**Given exercise:**
Scan the data for "JSON" and copy the lines it appears in.

------ Data provided

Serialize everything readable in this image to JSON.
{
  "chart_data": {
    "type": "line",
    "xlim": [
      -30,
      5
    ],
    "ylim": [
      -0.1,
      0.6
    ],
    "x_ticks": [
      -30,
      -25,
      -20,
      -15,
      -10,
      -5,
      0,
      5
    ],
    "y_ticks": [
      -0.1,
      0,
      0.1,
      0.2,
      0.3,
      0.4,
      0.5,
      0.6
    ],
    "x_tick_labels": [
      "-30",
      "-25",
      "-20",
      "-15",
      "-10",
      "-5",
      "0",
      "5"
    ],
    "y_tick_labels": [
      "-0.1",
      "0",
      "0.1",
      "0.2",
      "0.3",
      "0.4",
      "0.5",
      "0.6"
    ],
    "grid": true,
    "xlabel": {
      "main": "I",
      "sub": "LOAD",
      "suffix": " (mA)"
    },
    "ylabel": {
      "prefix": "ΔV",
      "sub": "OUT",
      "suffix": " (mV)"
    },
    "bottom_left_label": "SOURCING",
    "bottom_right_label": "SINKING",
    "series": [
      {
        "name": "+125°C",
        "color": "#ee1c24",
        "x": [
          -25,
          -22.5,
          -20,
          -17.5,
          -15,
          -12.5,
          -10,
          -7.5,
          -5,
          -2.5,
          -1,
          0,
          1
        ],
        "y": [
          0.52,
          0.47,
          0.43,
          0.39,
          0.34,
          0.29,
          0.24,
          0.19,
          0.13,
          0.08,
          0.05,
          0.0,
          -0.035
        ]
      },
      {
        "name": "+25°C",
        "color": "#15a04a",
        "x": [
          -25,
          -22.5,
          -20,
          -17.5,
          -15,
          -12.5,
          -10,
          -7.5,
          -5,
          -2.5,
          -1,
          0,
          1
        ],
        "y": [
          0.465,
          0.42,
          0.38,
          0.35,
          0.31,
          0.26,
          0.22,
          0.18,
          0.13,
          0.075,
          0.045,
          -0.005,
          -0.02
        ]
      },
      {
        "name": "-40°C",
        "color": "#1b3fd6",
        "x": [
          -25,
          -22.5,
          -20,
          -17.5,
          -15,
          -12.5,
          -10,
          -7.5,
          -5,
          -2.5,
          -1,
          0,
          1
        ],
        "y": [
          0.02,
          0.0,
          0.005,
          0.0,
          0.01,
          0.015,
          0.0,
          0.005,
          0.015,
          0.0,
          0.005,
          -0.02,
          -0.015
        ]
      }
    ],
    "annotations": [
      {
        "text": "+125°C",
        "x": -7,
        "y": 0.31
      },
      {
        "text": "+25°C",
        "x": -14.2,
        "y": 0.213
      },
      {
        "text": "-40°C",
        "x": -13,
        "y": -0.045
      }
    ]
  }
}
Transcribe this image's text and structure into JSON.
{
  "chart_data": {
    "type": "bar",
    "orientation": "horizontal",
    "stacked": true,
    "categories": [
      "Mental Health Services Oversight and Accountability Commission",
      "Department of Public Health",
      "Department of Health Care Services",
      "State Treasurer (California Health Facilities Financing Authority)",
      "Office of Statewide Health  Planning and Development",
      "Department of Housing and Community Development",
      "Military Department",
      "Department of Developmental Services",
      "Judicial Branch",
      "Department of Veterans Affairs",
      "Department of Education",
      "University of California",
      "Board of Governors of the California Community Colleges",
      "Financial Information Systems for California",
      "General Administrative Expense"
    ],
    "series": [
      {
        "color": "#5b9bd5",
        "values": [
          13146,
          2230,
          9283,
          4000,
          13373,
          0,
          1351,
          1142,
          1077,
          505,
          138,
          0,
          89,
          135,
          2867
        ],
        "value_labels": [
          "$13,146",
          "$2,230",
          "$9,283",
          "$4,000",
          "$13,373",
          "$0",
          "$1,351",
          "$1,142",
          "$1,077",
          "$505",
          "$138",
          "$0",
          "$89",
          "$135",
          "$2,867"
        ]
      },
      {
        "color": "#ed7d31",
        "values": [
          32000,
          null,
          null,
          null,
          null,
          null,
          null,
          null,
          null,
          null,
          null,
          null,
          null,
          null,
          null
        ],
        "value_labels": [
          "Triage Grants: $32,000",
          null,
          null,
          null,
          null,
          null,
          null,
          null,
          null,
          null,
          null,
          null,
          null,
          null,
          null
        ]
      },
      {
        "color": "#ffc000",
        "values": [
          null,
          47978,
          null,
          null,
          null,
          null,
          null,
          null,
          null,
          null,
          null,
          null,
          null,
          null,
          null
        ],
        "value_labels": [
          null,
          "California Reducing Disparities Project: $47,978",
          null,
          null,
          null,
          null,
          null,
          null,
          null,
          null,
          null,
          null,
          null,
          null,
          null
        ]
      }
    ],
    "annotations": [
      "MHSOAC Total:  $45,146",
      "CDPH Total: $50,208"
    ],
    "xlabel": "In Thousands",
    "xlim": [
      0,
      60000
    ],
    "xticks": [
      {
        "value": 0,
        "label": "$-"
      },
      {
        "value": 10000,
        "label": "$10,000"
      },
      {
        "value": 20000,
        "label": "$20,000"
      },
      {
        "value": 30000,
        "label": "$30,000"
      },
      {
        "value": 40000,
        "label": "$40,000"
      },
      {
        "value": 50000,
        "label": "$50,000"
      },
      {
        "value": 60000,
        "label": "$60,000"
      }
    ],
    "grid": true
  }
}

------------
------ Data provided

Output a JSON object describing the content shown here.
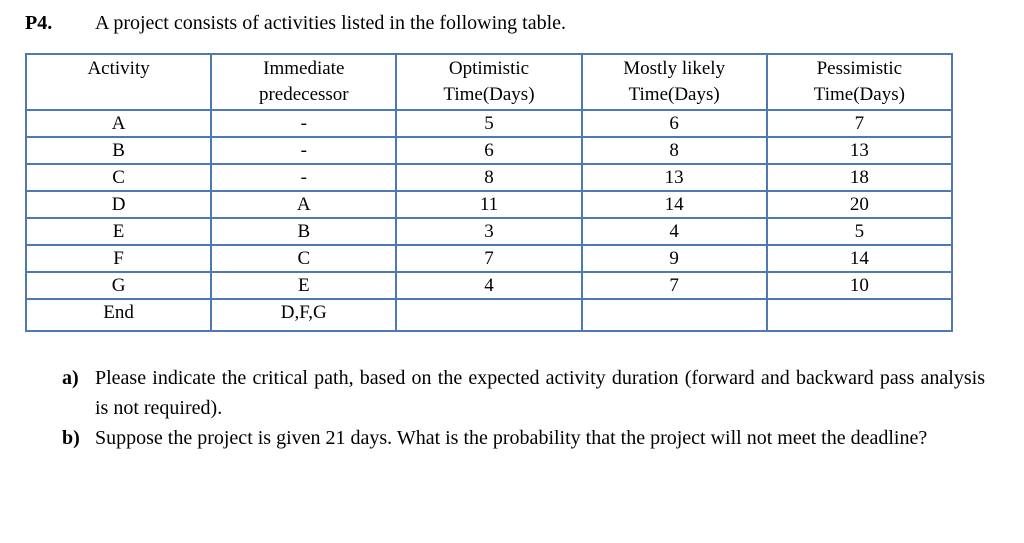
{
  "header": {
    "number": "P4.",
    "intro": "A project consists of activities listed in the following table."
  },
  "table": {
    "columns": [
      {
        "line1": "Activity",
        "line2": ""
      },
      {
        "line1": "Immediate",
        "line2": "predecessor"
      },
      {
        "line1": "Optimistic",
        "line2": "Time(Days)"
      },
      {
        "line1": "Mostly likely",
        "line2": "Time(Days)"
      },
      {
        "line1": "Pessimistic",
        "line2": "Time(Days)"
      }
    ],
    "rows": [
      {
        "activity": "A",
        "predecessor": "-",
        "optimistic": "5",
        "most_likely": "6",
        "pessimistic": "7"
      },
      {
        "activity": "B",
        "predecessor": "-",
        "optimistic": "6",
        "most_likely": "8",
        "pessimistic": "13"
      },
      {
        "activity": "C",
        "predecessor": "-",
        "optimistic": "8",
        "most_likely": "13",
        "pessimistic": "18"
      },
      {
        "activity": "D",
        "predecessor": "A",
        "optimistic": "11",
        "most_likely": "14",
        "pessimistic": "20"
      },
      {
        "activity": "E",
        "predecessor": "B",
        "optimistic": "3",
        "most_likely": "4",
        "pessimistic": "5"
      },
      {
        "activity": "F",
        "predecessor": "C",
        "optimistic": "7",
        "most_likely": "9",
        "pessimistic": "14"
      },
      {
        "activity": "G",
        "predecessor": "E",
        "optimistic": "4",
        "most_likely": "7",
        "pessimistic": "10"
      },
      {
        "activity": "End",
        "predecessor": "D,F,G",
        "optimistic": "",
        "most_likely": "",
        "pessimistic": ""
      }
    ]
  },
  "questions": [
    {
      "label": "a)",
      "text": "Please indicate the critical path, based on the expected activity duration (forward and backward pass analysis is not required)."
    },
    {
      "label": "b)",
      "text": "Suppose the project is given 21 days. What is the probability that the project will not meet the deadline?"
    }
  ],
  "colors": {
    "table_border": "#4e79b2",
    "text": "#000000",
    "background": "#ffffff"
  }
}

------------

**Exercise result:**
Serialize everything readable in this image to JSON.
Transcribe this image's text and structure into JSON.
Output a JSON object describing the content shown here.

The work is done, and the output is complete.